## BEGIN
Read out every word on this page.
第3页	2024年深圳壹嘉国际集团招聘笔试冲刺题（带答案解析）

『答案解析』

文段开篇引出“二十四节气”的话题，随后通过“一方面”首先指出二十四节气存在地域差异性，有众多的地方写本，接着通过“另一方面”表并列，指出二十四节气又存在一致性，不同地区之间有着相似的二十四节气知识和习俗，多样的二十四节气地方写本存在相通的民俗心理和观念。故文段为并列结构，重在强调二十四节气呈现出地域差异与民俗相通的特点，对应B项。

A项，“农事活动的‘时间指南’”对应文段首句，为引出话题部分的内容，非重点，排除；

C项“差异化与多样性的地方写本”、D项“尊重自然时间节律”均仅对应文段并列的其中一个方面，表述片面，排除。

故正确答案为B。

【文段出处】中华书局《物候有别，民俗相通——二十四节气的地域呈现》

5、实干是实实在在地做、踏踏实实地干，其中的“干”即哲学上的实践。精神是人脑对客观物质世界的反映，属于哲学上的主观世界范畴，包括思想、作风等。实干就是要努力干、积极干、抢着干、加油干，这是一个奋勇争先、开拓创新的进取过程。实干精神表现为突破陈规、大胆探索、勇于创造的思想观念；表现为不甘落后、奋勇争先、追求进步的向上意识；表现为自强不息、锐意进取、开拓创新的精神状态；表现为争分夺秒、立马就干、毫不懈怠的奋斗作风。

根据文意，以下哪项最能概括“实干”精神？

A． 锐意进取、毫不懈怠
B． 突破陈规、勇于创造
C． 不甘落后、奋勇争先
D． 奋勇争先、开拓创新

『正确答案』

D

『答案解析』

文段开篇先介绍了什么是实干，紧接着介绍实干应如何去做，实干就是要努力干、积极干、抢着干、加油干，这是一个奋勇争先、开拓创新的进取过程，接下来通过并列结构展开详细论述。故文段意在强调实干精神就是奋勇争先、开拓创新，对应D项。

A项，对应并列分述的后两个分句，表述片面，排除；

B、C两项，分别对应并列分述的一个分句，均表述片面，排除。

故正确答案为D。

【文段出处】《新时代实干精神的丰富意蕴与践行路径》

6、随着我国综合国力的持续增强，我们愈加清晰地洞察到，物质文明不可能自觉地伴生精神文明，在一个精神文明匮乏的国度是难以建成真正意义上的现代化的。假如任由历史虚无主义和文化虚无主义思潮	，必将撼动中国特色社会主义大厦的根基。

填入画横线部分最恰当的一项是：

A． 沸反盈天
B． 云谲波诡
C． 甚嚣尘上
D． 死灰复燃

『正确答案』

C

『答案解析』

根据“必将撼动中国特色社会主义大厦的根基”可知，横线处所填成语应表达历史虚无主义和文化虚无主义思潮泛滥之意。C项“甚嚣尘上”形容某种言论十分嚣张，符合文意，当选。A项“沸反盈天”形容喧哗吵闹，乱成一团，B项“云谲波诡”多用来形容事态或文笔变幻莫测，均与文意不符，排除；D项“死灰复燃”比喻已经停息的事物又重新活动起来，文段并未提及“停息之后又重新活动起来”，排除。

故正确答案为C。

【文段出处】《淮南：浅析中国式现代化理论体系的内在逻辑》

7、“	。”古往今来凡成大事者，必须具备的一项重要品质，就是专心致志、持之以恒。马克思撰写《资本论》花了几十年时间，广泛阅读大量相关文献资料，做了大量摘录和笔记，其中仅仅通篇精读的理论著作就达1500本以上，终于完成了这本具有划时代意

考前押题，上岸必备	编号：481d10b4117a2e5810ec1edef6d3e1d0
## END
What the task requires:
Transcribe each record exactly. Leave nothing out.

Task result:
Read out every word on this page.
第3页	2024年深圳壹嘉国际集团招聘笔试冲刺题（带答案解析）

『答案解析』

文段开篇引出“二十四节气”的话题，随后通过“一方面”首先指出二十四节气存在地域差异性，有众多的地方写本，接着通过“另一方面”表并列，指出二十四节气又存在一致性，不同地区之间有着相似的二十四节气知识和习俗，多样的二十四节气地方写本存在相通的民俗心理和观念。故文段为并列结构，重在强调二十四节气呈现出地域差异与民俗相通的特点，对应B项。

A项，“农事活动的‘时间指南’”对应文段首句，为引出话题部分的内容，非重点，排除；

C项“差异化与多样性的地方写本”、D项“尊重自然时间节律”均仅对应文段并列的其中一个方面，表述片面，排除。

故正确答案为B。

【文段出处】中华书局《物候有别，民俗相通——二十四节气的地域呈现》

5、实干是实实在在地做、踏踏实实地干，其中的“干”即哲学上的实践。精神是人脑对客观物质世界的反映，属于哲学上的主观世界范畴，包括思想、作风等。实干就是要努力干、积极干、抢着干、加油干，这是一个奋勇争先、开拓创新的进取过程。实干精神表现为突破陈规、大胆探索、勇于创造的思想观念；表现为不甘落后、奋勇争先、追求进步的向上意识；表现为自强不息、锐意进取、开拓创新的精神状态；表现为争分夺秒、立马就干、毫不懈怠的奋斗作风。

根据文意，以下哪项最能概括“实干”精神？

A． 锐意进取、毫不懈怠
B． 突破陈规、勇于创造
C． 不甘落后、奋勇争先
D． 奋勇争先、开拓创新

『正确答案』

D

『答案解析』

文段开篇先介绍了什么是实干，紧接着介绍实干应如何去做，实干就是要努力干、积极干、抢着干、加油干，这是一个奋勇争先、开拓创新的进取过程，接下来通过并列结构展开详细论述。故文段意在强调实干精神就是奋勇争先、开拓创新，对应D项。

A项，对应并列分述的后两个分句，表述片面，排除；

B、C两项，分别对应并列分述的一个分句，均表述片面，排除。

故正确答案为D。

【文段出处】《新时代实干精神的丰富意蕴与践行路径》

6、随着我国综合国力的持续增强，我们愈加清晰地洞察到，物质文明不可能自觉地伴生精神文明，在一个精神文明匮乏的国度是难以建成真正意义上的现代化的。假如任由历史虚无主义和文化虚无主义思潮	，必将撼动中国特色社会主义大厦的根基。

填入画横线部分最恰当的一项是：

A． 沸反盈天
B． 云谲波诡
C． 甚嚣尘上
D． 死灰复燃

『正确答案』

C

『答案解析』

根据“必将撼动中国特色社会主义大厦的根基”可知，横线处所填成语应表达历史虚无主义和文化虚无主义思潮泛滥之意。C项“甚嚣尘上”形容某种言论十分嚣张，符合文意，当选。A项“沸反盈天”形容喧哗吵闹，乱成一团，B项“云谲波诡”多用来形容事态或文笔变幻莫测，均与文意不符，排除；D项“死灰复燃”比喻已经停息的事物又重新活动起来，文段并未提及“停息之后又重新活动起来”，排除。

故正确答案为C。

【文段出处】《淮南：浅析中国式现代化理论体系的内在逻辑》

7、“	。”古往今来凡成大事者，必须具备的一项重要品质，就是专心致志、持之以恒。马克思撰写《资本论》花了几十年时间，广泛阅读大量相关文献资料，做了大量摘录和笔记，其中仅仅通篇精读的理论著作就达1500本以上，终于完成了这本具有划时代意

考前押题，上岸必备	编号：481d10b4117a2e5810ec1edef6d3e1d0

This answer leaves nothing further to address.